--- Problem details ---
Go through the material below and count the lines with the string "Общероссийский"; the number is the whole answer.

--- Exercise input ---

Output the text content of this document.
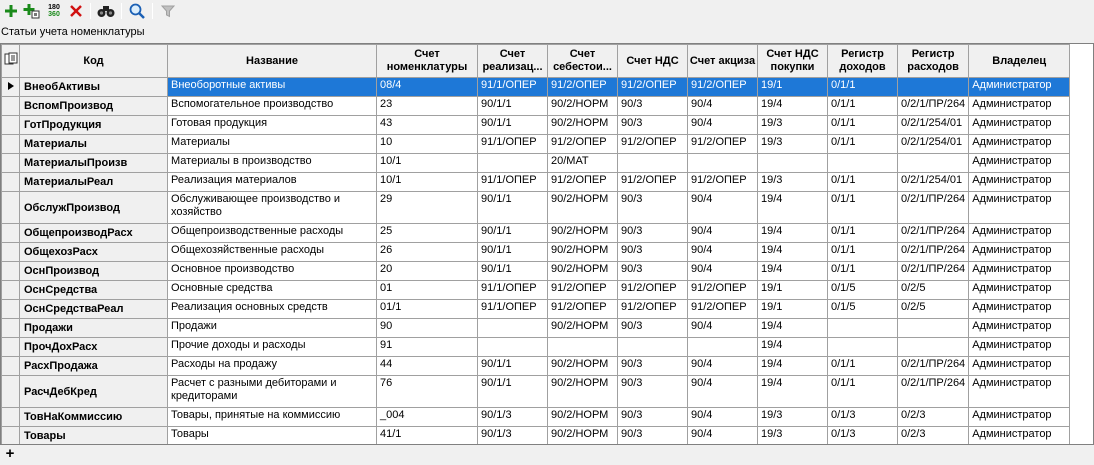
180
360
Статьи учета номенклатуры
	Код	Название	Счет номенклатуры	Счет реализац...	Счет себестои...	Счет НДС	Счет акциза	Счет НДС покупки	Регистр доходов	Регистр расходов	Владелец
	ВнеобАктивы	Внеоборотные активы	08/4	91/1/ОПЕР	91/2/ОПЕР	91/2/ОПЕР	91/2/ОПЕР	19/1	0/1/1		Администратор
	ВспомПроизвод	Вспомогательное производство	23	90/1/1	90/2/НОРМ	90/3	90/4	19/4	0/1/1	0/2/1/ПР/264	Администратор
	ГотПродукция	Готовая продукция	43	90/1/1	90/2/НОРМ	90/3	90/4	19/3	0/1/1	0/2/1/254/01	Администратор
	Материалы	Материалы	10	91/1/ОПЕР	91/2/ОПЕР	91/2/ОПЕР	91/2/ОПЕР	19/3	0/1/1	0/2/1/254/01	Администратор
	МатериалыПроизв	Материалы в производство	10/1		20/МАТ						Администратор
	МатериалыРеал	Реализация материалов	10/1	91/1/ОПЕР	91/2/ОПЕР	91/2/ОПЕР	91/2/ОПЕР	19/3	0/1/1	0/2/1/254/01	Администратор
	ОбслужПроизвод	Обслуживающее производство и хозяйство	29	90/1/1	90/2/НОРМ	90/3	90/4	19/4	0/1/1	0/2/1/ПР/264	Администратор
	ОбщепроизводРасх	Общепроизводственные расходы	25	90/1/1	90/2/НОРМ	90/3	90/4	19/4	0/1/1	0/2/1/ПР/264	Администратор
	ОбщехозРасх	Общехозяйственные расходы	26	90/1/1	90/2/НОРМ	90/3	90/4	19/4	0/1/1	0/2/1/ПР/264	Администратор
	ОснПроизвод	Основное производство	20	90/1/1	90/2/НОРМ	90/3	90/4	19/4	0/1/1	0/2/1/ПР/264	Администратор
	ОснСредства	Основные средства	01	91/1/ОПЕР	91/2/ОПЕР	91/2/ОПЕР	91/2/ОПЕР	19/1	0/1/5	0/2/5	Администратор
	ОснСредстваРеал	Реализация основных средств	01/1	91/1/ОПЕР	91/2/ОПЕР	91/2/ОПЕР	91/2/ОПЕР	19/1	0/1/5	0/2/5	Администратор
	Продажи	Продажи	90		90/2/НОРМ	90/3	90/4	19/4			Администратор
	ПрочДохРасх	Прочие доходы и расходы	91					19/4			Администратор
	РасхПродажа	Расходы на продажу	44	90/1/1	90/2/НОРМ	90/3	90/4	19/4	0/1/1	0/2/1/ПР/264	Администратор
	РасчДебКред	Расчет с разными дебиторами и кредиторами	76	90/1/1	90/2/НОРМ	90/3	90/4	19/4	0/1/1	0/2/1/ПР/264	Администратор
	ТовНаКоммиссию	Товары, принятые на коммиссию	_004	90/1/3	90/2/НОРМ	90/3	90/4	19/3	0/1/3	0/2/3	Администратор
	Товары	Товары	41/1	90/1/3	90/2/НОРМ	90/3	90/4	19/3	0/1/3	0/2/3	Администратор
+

==

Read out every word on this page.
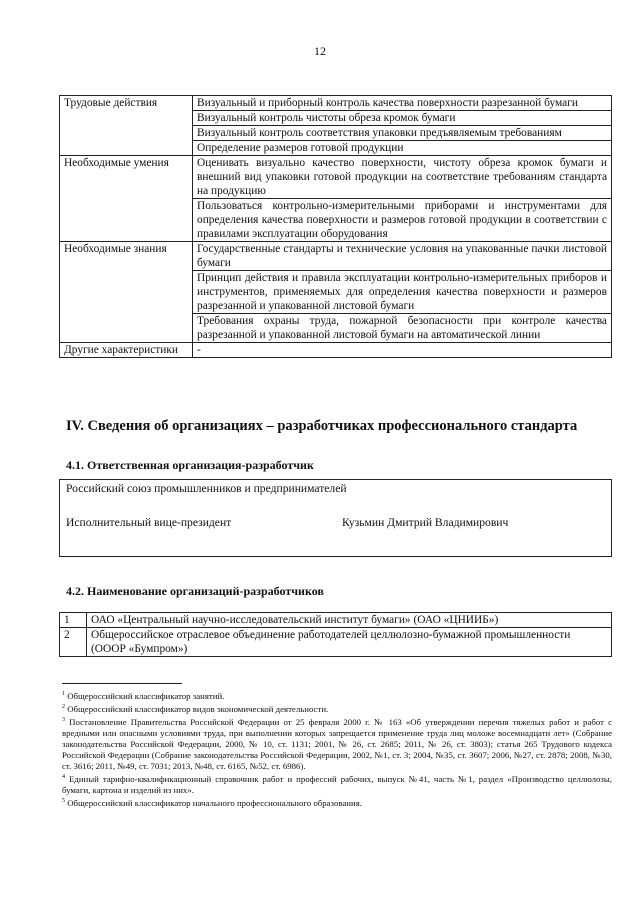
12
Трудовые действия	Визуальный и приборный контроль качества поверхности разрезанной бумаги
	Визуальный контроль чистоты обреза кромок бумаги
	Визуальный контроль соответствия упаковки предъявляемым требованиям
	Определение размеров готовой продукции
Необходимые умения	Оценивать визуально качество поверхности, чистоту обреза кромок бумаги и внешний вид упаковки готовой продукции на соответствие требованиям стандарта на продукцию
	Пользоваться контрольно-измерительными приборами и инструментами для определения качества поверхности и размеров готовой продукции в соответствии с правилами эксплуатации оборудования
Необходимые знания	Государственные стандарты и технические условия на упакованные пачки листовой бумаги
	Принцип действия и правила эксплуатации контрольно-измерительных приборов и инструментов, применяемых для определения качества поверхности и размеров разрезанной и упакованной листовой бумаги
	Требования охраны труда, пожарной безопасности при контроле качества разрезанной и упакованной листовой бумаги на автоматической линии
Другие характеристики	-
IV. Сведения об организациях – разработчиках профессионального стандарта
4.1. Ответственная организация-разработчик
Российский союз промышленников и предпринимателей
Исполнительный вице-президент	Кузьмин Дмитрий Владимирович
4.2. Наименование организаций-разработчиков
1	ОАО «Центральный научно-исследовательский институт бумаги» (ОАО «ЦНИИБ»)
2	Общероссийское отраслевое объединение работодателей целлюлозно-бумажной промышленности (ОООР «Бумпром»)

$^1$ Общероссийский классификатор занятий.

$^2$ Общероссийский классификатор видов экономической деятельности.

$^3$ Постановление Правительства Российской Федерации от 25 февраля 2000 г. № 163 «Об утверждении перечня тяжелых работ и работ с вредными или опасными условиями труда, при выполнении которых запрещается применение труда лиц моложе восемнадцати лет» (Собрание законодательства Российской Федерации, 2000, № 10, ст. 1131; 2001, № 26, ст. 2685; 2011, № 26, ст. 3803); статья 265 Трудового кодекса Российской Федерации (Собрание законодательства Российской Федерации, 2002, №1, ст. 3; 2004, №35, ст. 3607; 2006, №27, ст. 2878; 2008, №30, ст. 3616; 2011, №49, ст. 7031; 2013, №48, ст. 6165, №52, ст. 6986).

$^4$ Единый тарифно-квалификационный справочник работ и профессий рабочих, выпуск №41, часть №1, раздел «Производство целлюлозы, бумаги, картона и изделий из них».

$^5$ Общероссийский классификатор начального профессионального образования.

--- Task answer ---
3